<<<<

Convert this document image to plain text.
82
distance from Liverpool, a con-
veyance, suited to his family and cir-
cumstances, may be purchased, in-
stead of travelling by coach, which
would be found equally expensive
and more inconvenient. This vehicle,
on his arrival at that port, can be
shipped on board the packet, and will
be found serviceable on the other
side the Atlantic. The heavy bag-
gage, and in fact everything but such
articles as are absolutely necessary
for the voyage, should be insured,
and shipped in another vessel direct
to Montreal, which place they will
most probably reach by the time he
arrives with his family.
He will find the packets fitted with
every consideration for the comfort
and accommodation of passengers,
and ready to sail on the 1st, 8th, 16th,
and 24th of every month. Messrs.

>>>>
<<<<

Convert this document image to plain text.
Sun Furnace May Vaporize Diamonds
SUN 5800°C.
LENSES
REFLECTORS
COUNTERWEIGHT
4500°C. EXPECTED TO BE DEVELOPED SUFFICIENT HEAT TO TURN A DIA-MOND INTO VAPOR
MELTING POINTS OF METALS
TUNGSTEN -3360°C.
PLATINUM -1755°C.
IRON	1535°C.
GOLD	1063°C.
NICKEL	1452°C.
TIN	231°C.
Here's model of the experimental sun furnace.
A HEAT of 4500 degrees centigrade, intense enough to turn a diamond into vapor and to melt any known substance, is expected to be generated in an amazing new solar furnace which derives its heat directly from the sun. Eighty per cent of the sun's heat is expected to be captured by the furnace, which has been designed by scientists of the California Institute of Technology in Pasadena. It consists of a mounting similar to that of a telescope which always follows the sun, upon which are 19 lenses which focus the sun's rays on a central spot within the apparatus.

>>>>

Look above for lines with the word "shipped" and copy them all.

shipped on board the packet, and will
and shipped in another vessel direct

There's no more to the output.